## WRITTEN PROBLEM:
Please copy out the blog entry about Tékumel Shock Syndrome in full, word for word, keeping every line and mark of punctuation unchanged.

## EXCERPTED TEXT:
..............................

Thursday, August 09, 2018

Tékumel Shock Syndrome Turned Up to 11

I’ve moved to the ubersuburbs of Seattle recently, so far out you’ll probably need a boat to find me. (You could take a bridge, but that would probably be the long way around.) Thankfully, with the burgeoning popularity of D&D, it didn’t take me long to find a group. The first two people we talked to wanted to learn 5e, so 5e it is. (For now…)

I prefer bespoke campaigns and one of the players said he wanted to play a character with some Aztec-ish cultural aspects. Fine by me; they’ll be fantasy-Aztecs, naturally, probably with tamed dinosaurs and bronze if not iron tools, but I’ll also vet this stuff with the player since I don’t want him thinking I’m making fun of his ancestry.

While I was rolling this stuff around in my head, I came across this interesting article about setting your game shortly after some sort of systemic cultural and geo-political collapse. Neat stuff, and the author makes some good points. After all, that Common tongue had to come from somewhere, right?

More on that stuff later; in a post on G+, Kasimir “RPG Pundit” Urbanski chimed in about his true-to-history (but with the magic folks believed in at the time) setting, Lion & Dragon. Now, first off, Urbanski’s absolutely correct; a true-to-history medieval Europe is incredibly alien to modern suburbanites. If you’re looking for a truly different setting, you can’t go wrong with history. But the reason most folks play in pseudo-medieval RenFest fantasy is because everyone knows the lay of the land. The more alien you get, the harder it is for players to act and invest in the setting. I call this (unfairly to Empire of the Petal Throne, but it’s the first place I encountered this sort of thing) Tékumel Shock Syndrome. And while I’m sure Lion & Dragon is pretty cool, it’s something that’s going to show up in spades if you play there.

..............................

## MATERIAL SHOWN:
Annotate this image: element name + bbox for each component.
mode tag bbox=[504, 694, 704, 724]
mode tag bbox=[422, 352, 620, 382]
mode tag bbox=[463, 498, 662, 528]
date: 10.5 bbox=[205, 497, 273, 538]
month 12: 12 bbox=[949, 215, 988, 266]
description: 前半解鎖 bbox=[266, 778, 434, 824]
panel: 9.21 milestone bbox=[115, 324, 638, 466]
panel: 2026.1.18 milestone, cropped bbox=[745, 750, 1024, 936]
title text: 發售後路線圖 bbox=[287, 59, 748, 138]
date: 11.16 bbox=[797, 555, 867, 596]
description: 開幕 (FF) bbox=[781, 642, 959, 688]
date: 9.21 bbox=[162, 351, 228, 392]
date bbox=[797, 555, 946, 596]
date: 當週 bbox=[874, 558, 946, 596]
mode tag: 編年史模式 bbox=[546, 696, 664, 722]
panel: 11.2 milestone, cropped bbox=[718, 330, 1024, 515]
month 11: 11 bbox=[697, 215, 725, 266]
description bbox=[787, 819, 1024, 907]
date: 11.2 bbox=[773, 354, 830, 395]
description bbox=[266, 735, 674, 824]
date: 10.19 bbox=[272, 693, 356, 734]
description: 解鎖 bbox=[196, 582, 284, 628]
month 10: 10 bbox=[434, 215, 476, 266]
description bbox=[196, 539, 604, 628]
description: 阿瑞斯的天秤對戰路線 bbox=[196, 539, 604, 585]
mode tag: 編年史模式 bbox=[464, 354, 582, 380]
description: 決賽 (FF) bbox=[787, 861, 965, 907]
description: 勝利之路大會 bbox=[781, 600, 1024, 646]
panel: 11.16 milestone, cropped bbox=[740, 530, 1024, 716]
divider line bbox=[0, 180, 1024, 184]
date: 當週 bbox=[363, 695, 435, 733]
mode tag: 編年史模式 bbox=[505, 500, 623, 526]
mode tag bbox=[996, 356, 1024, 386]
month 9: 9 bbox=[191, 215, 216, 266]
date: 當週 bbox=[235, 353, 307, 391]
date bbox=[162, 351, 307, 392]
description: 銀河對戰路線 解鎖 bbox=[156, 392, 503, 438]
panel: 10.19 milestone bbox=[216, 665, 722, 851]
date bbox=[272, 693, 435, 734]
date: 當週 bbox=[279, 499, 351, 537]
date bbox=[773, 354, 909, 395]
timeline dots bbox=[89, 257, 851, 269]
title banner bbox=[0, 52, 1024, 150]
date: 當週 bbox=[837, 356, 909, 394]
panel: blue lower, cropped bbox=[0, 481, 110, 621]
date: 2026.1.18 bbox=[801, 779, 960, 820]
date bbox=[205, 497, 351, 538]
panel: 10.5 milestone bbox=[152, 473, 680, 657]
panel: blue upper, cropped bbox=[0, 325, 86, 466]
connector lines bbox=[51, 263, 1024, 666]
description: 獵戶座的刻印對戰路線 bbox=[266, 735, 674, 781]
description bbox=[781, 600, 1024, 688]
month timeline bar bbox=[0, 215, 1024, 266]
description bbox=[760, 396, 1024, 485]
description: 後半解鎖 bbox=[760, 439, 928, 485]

..............................

## RESULT OF THIS TASK:
Thursday, August 09, 2018

Tékumel Shock Syndrome Turned Up to 11

I’ve moved to the ubersuburbs of Seattle recently, so far out you’ll probably need a boat to find me. (You could take a bridge, but that would probably be the long way around.) Thankfully, with the burgeoning popularity of D&D, it didn’t take me long to find a group. The first two people we talked to wanted to learn 5e, so 5e it is. (For now…)

I prefer bespoke campaigns and one of the players said he wanted to play a character with some Aztec-ish cultural aspects. Fine by me; they’ll be fantasy-Aztecs, naturally, probably with tamed dinosaurs and bronze if not iron tools, but I’ll also vet this stuff with the player since I don’t want him thinking I’m making fun of his ancestry.

While I was rolling this stuff around in my head, I came across this interesting article about setting your game shortly after some sort of systemic cultural and geo-political collapse. Neat stuff, and the author makes some good points. After all, that Common tongue had to come from somewhere, right?

More on that stuff later; in a post on G+, Kasimir “RPG Pundit” Urbanski chimed in about his true-to-history (but with the magic folks believed in at the time) setting, Lion & Dragon. Now, first off, Urbanski’s absolutely correct; a true-to-history medieval Europe is incredibly alien to modern suburbanites. If you’re looking for a truly different setting, you can’t go wrong with history. But the reason most folks play in pseudo-medieval RenFest fantasy is because everyone knows the lay of the land. The more alien you get, the harder it is for players to act and invest in the setting. I call this (unfairly to Empire of the Petal Throne, but it’s the first place I encountered this sort of thing) Tékumel Shock Syndrome. And while I’m sure Lion & Dragon is pretty cool, it’s something that’s going to show up in spades if you play there.